● **Short task 1**:
Please copy the entries word for word, beginning with their first line and stopping after the line that contains "left-xlabel-a: |Δy [272,564,311,594]".

Source excerpt start

# critique my rising 4 year old mare?



## CrossCountry (May 18, 2013)

All I see is that she doesn't look like a four year old, but with more time to mature I think she will end up beautiful!
_Posted via Mobile Device_


----------



## LittleBayMare (Jun 2, 2014)

Pigeon breasted, cow hocked, and severely under weight. Her head looks abnormally large but I know from experience that that can sometimes change with weight. Overall, once she gets some more groceries she should be a nice solid little using horse.


----------



## Chansu (Oct 18, 2011)

LittleBayMare said:


> Pigeon breasted, cow hocked, and severely under weight. Her head looks abnormally large but I know from experience that that can sometimes change with weight. Overall, once she gets some more groceries she should be a nice solid little using horse.


i'm not sure i'd say shes "severely" under weight. although i know she is under weight and in pretty bad condition right now due to her being very unwell recently. this is her from today. also a photo of her before she got sick and apparently after she had wallowed in mud :lol: she does have a bit of a large head, she was nicknamed "moose" because of her big head and even bigger nose haha


----------



## churumbeque (Dec 20, 2009)

She looks very under developed and looks to be malnourished. I know you said she was sick and lost weight but her coat tells of longer neglect. Can someone help you with a good feed, worming, vitamin and overall nutrition?


----------



## Chansu (Oct 18, 2011)

churumbeque said:


> She looks very under developed and looks to be malnourished. I know you said she was sick and lost weight but her coat tells of longer neglect. Can someone help you with a good feed, worming, vitamin and overall nutrition?


she was completely unhandled before i got her so yes you could say neglected. she is regularly wormed & is on a strict feeding regime under vets advice now.


----------



## Chansu (Oct 18, 2011)

i appreciate peoples concern for my mare but you can all rest assured she is getting the right treatment to get her back up to full health. she only had one home before me, they bred her, weaned her and just turned her out on common grounds with a huge herd and left her there until she was 3 then sold her, which is where i came in. she had never been wormed, seen the farrier, dentist, had hard feed or even been brushed before she came to me. i'm doing everything i can to get her better.


----------



## trailhorserider (Oct 13, 2009)

I sure don't see cow hocks. And even if I did, the hind legs turning out a tad is normal and even desirable. But to me her back legs look exceptionally straight. Pigeon breasted? I dunno, but it is common for horses to fill out until they are 7-8 years old (or so I am told). So she will probably get wider.

Source excerpt end

● **Short task 2**:
In the thread, list everything the mare had never had done or received before she came to her current owner.

Records supplied start

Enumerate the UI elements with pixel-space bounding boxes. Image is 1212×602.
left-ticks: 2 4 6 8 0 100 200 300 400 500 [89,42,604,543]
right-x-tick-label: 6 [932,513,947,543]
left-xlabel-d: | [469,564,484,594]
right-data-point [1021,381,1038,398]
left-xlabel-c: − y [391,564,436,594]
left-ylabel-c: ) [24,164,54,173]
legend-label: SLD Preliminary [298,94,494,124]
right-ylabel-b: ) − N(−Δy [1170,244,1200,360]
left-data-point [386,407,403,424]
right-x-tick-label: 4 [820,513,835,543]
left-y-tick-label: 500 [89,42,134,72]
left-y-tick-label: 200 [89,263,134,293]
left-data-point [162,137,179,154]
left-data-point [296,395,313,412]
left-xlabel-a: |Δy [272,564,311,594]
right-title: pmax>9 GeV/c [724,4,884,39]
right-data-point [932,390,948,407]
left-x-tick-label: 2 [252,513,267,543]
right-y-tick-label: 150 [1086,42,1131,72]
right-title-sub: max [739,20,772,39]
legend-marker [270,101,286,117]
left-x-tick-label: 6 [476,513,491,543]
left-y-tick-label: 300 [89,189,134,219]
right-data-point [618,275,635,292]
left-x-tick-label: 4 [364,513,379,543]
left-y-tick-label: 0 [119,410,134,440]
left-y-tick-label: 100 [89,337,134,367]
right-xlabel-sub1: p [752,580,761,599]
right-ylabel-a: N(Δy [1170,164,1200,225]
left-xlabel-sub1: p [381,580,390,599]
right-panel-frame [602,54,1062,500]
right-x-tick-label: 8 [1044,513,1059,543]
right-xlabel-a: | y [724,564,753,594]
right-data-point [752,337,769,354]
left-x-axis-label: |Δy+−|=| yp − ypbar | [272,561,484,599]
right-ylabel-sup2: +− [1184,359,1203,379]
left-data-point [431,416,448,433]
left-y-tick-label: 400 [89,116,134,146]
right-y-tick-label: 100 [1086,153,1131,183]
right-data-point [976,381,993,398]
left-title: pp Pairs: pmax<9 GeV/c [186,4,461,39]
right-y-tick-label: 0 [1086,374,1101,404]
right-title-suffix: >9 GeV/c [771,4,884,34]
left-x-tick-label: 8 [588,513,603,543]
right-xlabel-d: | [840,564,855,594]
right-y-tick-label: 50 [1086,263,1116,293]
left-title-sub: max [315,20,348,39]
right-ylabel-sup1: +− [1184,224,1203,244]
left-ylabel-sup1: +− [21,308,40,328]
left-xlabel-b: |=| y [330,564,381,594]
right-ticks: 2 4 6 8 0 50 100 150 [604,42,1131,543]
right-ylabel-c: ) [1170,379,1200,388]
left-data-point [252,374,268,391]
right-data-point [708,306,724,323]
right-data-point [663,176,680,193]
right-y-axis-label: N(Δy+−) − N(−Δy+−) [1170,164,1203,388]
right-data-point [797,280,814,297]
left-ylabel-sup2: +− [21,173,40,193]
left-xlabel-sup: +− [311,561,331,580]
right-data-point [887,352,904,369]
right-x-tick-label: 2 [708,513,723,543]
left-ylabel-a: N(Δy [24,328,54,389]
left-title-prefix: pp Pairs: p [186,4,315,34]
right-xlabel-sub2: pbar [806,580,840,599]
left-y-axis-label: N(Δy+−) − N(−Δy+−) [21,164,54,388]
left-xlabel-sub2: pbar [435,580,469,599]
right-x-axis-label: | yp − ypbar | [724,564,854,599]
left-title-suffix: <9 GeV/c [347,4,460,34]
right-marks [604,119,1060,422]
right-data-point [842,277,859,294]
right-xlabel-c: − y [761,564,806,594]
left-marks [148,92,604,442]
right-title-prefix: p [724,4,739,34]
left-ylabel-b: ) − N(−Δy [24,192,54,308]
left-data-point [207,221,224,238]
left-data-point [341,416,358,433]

Records supplied end

● **Full response 1**:
Enumerate the UI elements with pixel-space bounding boxes. Image is 1212×602.
left-ticks: 2 4 6 8 0 100 200 300 400 500 [89,42,604,543]
right-x-tick-label: 6 [932,513,947,543]
left-xlabel-d: | [469,564,484,594]
right-data-point [1021,381,1038,398]
left-xlabel-c: − y [391,564,436,594]
left-ylabel-c: ) [24,164,54,173]
legend-label: SLD Preliminary [298,94,494,124]
right-ylabel-b: ) − N(−Δy [1170,244,1200,360]
left-data-point [386,407,403,424]
right-x-tick-label: 4 [820,513,835,543]
left-y-tick-label: 500 [89,42,134,72]
left-y-tick-label: 200 [89,263,134,293]
left-data-point [162,137,179,154]
left-data-point [296,395,313,412]
left-xlabel-a: |Δy [272,564,311,594]

● **Full response 2**:
- Wormed
- Seen the farrier
- Seen the dentist
- Had hard feed
- Been brushed